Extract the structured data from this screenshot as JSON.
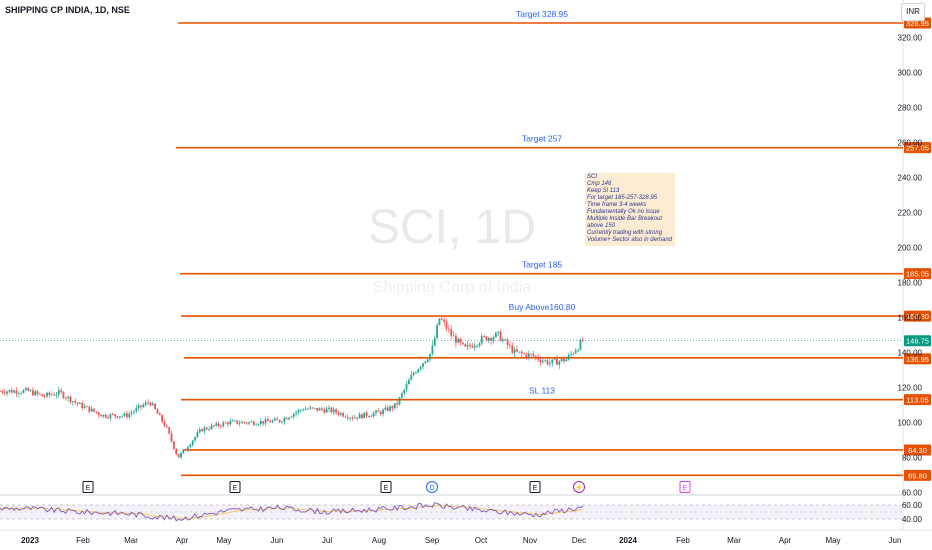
{
  "header": {
    "title": "SHIPPING CP INDIA, 1D, NSE"
  },
  "currency": "INR",
  "watermark": "SCI, 1D",
  "watermark_sub": "Shipping Corp of India",
  "colors": {
    "up": "#26a69a",
    "down": "#ef5350",
    "level_line": "#e65100",
    "label_text": "#2962ff",
    "rsi_line": "#7e57c2",
    "rsi_ma": "#f2c94c",
    "last_price": "#089981"
  },
  "price_axis": {
    "ticks": [
      "320.00",
      "300.00",
      "280.00",
      "260.00",
      "240.00",
      "220.00",
      "200.00",
      "180.00",
      "160.00",
      "140.00",
      "120.00",
      "100.00",
      "80.00",
      "60.00"
    ]
  },
  "rsi_axis": {
    "ticks": [
      "60.00",
      "40.00"
    ]
  },
  "time_axis": {
    "ticks": [
      "2023",
      "Feb",
      "Mar",
      "Apr",
      "May",
      "Jun",
      "Jul",
      "Aug",
      "Sep",
      "Oct",
      "Nov",
      "Dec",
      "2024",
      "Feb",
      "Mar",
      "Apr",
      "May",
      "Jun"
    ]
  },
  "annotations": {
    "levels": [
      {
        "price": 328.95,
        "badge": "328.95",
        "label": "Target 328.95"
      },
      {
        "price": 257.05,
        "badge": "257.05",
        "label": "Target 257"
      },
      {
        "price": 185.05,
        "badge": "185.05",
        "label": "Target 185"
      },
      {
        "price": 160.8,
        "badge": "160.80",
        "label": "Buy Above160.80"
      },
      {
        "price": 136.95,
        "badge": "136.95",
        "label": ""
      },
      {
        "price": 113.05,
        "badge": "113.05",
        "label": "SL 113"
      },
      {
        "price": 84.3,
        "badge": "84.30",
        "label": ""
      },
      {
        "price": 69.8,
        "badge": "69.80",
        "label": ""
      }
    ],
    "last_price": {
      "price": 146.75,
      "badge": "146.75"
    },
    "note_lines": [
      "SCI",
      "Cmp 146",
      "Keep Sl 113",
      "For target 185-257-328.95",
      "Time frame 3-4 weeks",
      "Fundamentally Ok no issue",
      "Multiple Inside Bar Breakout",
      "above 150",
      "Currently trading with strong",
      "Volume+ Sector also in demand"
    ],
    "events": [
      "E",
      "E",
      "E",
      "D",
      "E",
      "⚡",
      "E"
    ]
  },
  "chart_data": {
    "type": "candlestick",
    "title": "SHIPPING CP INDIA, 1D, NSE",
    "currency": "INR",
    "ylim": [
      55,
      335
    ],
    "grid": false,
    "price_path": [
      [
        "2023-01-01",
        118
      ],
      [
        "2023-01-10",
        115
      ],
      [
        "2023-01-20",
        117
      ],
      [
        "2023-02-01",
        110
      ],
      [
        "2023-02-15",
        104
      ],
      [
        "2023-03-01",
        104
      ],
      [
        "2023-03-15",
        112
      ],
      [
        "2023-03-25",
        97
      ],
      [
        "2023-04-01",
        80
      ],
      [
        "2023-04-15",
        96
      ],
      [
        "2023-05-01",
        100
      ],
      [
        "2023-05-15",
        100
      ],
      [
        "2023-06-01",
        101
      ],
      [
        "2023-06-15",
        108
      ],
      [
        "2023-07-01",
        107
      ],
      [
        "2023-07-15",
        103
      ],
      [
        "2023-08-01",
        106
      ],
      [
        "2023-08-10",
        110
      ],
      [
        "2023-08-20",
        128
      ],
      [
        "2023-08-31",
        140
      ],
      [
        "2023-09-05",
        160
      ],
      [
        "2023-09-12",
        150
      ],
      [
        "2023-09-20",
        142
      ],
      [
        "2023-10-01",
        148
      ],
      [
        "2023-10-10",
        150
      ],
      [
        "2023-10-20",
        140
      ],
      [
        "2023-10-31",
        138
      ],
      [
        "2023-11-10",
        134
      ],
      [
        "2023-11-20",
        136
      ],
      [
        "2023-11-30",
        146.75
      ]
    ],
    "rsi": {
      "ticks": [
        60,
        40
      ],
      "path": [
        [
          "2023-01-01",
          55
        ],
        [
          "2023-02-01",
          50
        ],
        [
          "2023-03-01",
          48
        ],
        [
          "2023-04-01",
          40
        ],
        [
          "2023-05-01",
          52
        ],
        [
          "2023-06-01",
          56
        ],
        [
          "2023-07-01",
          50
        ],
        [
          "2023-08-01",
          54
        ],
        [
          "2023-09-01",
          60
        ],
        [
          "2023-10-01",
          52
        ],
        [
          "2023-11-01",
          46
        ],
        [
          "2023-11-30",
          57
        ]
      ]
    },
    "levels": [
      328.95,
      257.05,
      185.05,
      160.8,
      136.95,
      113.05,
      84.3,
      69.8
    ],
    "last_price": 146.75
  }
}
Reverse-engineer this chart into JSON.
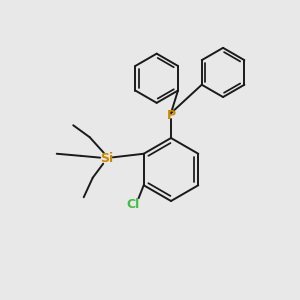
{
  "bg_color": "#e8e8e8",
  "bond_color": "#1a1a1a",
  "P_color": "#cc8800",
  "Si_color": "#cc8800",
  "Cl_color": "#44bb44",
  "bond_width": 1.4,
  "figsize": [
    3.0,
    3.0
  ],
  "dpi": 100,
  "xlim": [
    0,
    10
  ],
  "ylim": [
    0,
    10
  ]
}
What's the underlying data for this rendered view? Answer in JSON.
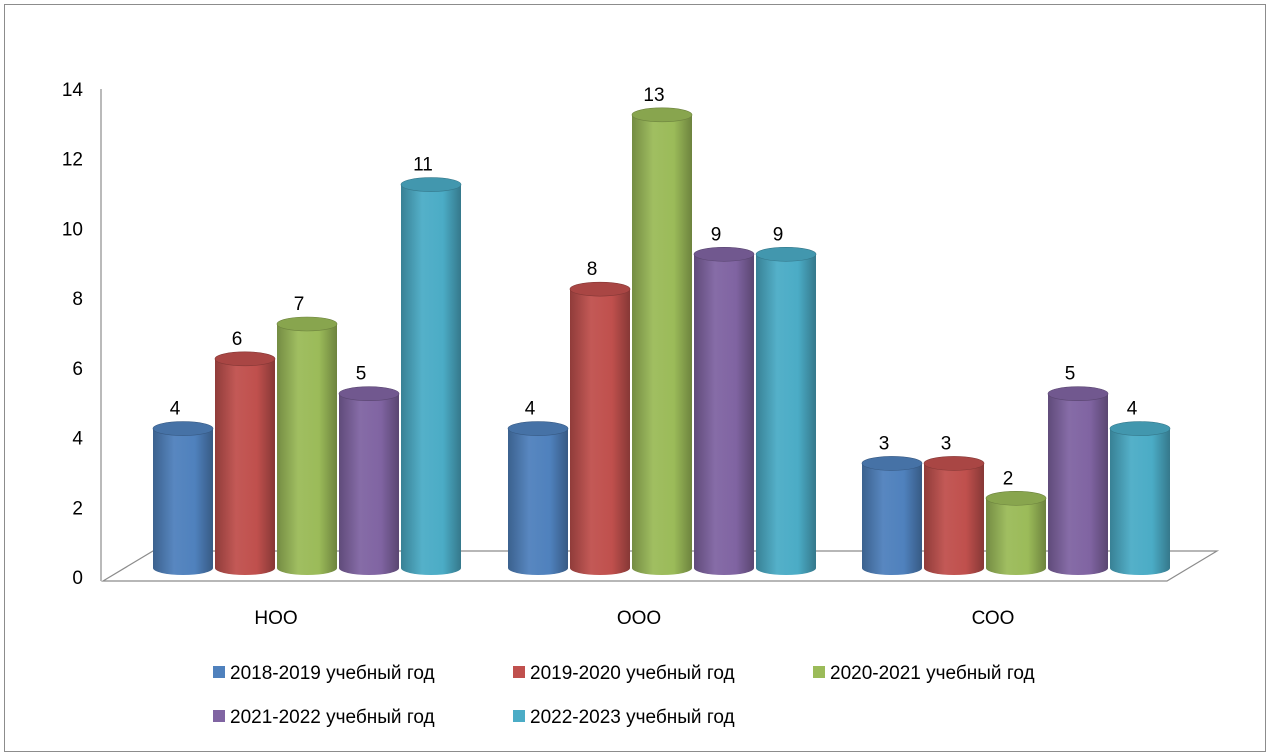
{
  "chart_data": {
    "type": "bar",
    "title": "",
    "xlabel": "",
    "ylabel": "",
    "categories": [
      "НОО",
      "ООО",
      "СОО"
    ],
    "ylim": [
      0,
      14
    ],
    "yticks": [
      "0",
      "2",
      "4",
      "6",
      "8",
      "10",
      "12",
      "14"
    ],
    "series": [
      {
        "name": "2018-2019 учебный год",
        "color": "#4f81bd",
        "values": [
          4,
          4,
          3
        ]
      },
      {
        "name": "2019-2020 учебный год",
        "color": "#c0504d",
        "values": [
          6,
          8,
          3
        ]
      },
      {
        "name": "2020-2021 учебный год",
        "color": "#9bbb59",
        "values": [
          7,
          13,
          2
        ]
      },
      {
        "name": "2021-2022 учебный год",
        "color": "#8064a2",
        "values": [
          5,
          9,
          5
        ]
      },
      {
        "name": "2022-2023 учебный год",
        "color": "#4bacc6",
        "values": [
          11,
          9,
          4
        ]
      }
    ],
    "legend_position": "bottom",
    "grid": false,
    "style": "3d-cylinder"
  }
}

==*==

◆ EXERCISE ◆
Repeat all the records above exactly, leaving out any pictures.

◆ RESPONSE BELOW ◆
Extract the structured data from this screenshot as JSON.
{
  "header": {
    "title": "SHIPPING CP INDIA, 1D, NSE"
  },
  "currency": "INR",
  "watermark": "SCI, 1D",
  "watermark_sub": "Shipping Corp of India",
  "colors": {
    "up": "#26a69a",
    "down": "#ef5350",
    "level_line": "#e65100",
    "label_text": "#2962ff",
    "rsi_line": "#7e57c2",
    "rsi_ma": "#f2c94c",
    "last_price": "#089981"
  },
  "price_axis": {
    "ticks": [
      "320.00",
      "300.00",
      "280.00",
      "260.00",
      "240.00",
      "220.00",
      "200.00",
      "180.00",
      "160.00",
      "140.00",
      "120.00",
      "100.00",
      "80.00",
      "60.00"
    ]
  },
  "rsi_axis": {
    "ticks": [
      "60.00",
      "40.00"
    ]
  },
  "time_axis": {
    "ticks": [
      "2023",
      "Feb",
      "Mar",
      "Apr",
      "May",
      "Jun",
      "Jul",
      "Aug",
      "Sep",
      "Oct",
      "Nov",
      "Dec",
      "2024",
      "Feb",
      "Mar",
      "Apr",
      "May",
      "Jun"
    ]
  },
  "annotations": {
    "levels": [
      {
        "price": 328.95,
        "badge": "328.95",
        "label": "Target 328.95"
      },
      {
        "price": 257.05,
        "badge": "257.05",
        "label": "Target 257"
      },
      {
        "price": 185.05,
        "badge": "185.05",
        "label": "Target 185"
      },
      {
        "price": 160.8,
        "badge": "160.80",
        "label": "Buy Above160.80"
      },
      {
        "price": 136.95,
        "badge": "136.95",
        "label": ""
      },
      {
        "price": 113.05,
        "badge": "113.05",
        "label": "SL 113"
      },
      {
        "price": 84.3,
        "badge": "84.30",
        "label": ""
      },
      {
        "price": 69.8,
        "badge": "69.80",
        "label": ""
      }
    ],
    "last_price": {
      "price": 146.75,
      "badge": "146.75"
    },
    "note_lines": [
      "SCI",
      "Cmp 146",
      "Keep Sl 113",
      "For target 185-257-328.95",
      "Time frame 3-4 weeks",
      "Fundamentally Ok no issue",
      "Multiple Inside Bar Breakout",
      "above 150",
      "Currently trading with strong",
      "Volume+ Sector also in demand"
    ],
    "events": [
      "E",
      "E",
      "E",
      "D",
      "E",
      "⚡",
      "E"
    ]
  },
  "chart_data": {
    "type": "candlestick",
    "title": "SHIPPING CP INDIA, 1D, NSE",
    "currency": "INR",
    "ylim": [
      55,
      335
    ],
    "grid": false,
    "price_path": [
      [
        "2023-01-01",
        118
      ],
      [
        "2023-01-10",
        115
      ],
      [
        "2023-01-20",
        117
      ],
      [
        "2023-02-01",
        110
      ],
      [
        "2023-02-15",
        104
      ],
      [
        "2023-03-01",
        104
      ],
      [
        "2023-03-15",
        112
      ],
      [
        "2023-03-25",
        97
      ],
      [
        "2023-04-01",
        80
      ],
      [
        "2023-04-15",
        96
      ],
      [
        "2023-05-01",
        100
      ],
      [
        "2023-05-15",
        100
      ],
      [
        "2023-06-01",
        101
      ],
      [
        "2023-06-15",
        108
      ],
      [
        "2023-07-01",
        107
      ],
      [
        "2023-07-15",
        103
      ],
      [
        "2023-08-01",
        106
      ],
      [
        "2023-08-10",
        110
      ],
      [
        "2023-08-20",
        128
      ],
      [
        "2023-08-31",
        140
      ],
      [
        "2023-09-05",
        160
      ],
      [
        "2023-09-12",
        150
      ],
      [
        "2023-09-20",
        142
      ],
      [
        "2023-10-01",
        148
      ],
      [
        "2023-10-10",
        150
      ],
      [
        "2023-10-20",
        140
      ],
      [
        "2023-10-31",
        138
      ],
      [
        "2023-11-10",
        134
      ],
      [
        "2023-11-20",
        136
      ],
      [
        "2023-11-30",
        146.75
      ]
    ],
    "rsi": {
      "ticks": [
        60,
        40
      ],
      "path": [
        [
          "2023-01-01",
          55
        ],
        [
          "2023-02-01",
          50
        ],
        [
          "2023-03-01",
          48
        ],
        [
          "2023-04-01",
          40
        ],
        [
          "2023-05-01",
          52
        ],
        [
          "2023-06-01",
          56
        ],
        [
          "2023-07-01",
          50
        ],
        [
          "2023-08-01",
          54
        ],
        [
          "2023-09-01",
          60
        ],
        [
          "2023-10-01",
          52
        ],
        [
          "2023-11-01",
          46
        ],
        [
          "2023-11-30",
          57
        ]
      ]
    },
    "levels": [
      328.95,
      257.05,
      185.05,
      160.8,
      136.95,
      113.05,
      84.3,
      69.8
    ],
    "last_price": 146.75
  }
}
Reverse-engineer this chart into JSON.
{
  "bg_color": "#e8e8e8",
  "bond_color": "#1a1a1a",
  "P_color": "#cc8800",
  "Si_color": "#cc8800",
  "Cl_color": "#44bb44",
  "bond_width": 1.4,
  "figsize": [
    3.0,
    3.0
  ],
  "dpi": 100,
  "xlim": [
    0,
    10
  ],
  "ylim": [
    0,
    10
  ]
}
What's the underlying data for this rendered view? Answer in JSON.
{
  "chart_data": {
    "type": "bar",
    "title": "",
    "xlabel": "",
    "ylabel": "",
    "categories": [
      "НОО",
      "ООО",
      "СОО"
    ],
    "ylim": [
      0,
      14
    ],
    "yticks": [
      "0",
      "2",
      "4",
      "6",
      "8",
      "10",
      "12",
      "14"
    ],
    "series": [
      {
        "name": "2018-2019 учебный год",
        "color": "#4f81bd",
        "values": [
          4,
          4,
          3
        ]
      },
      {
        "name": "2019-2020 учебный год",
        "color": "#c0504d",
        "values": [
          6,
          8,
          3
        ]
      },
      {
        "name": "2020-2021 учебный год",
        "color": "#9bbb59",
        "values": [
          7,
          13,
          2
        ]
      },
      {
        "name": "2021-2022 учебный год",
        "color": "#8064a2",
        "values": [
          5,
          9,
          5
        ]
      },
      {
        "name": "2022-2023 учебный год",
        "color": "#4bacc6",
        "values": [
          11,
          9,
          4
        ]
      }
    ],
    "legend_position": "bottom",
    "grid": false,
    "style": "3d-cylinder"
  }
}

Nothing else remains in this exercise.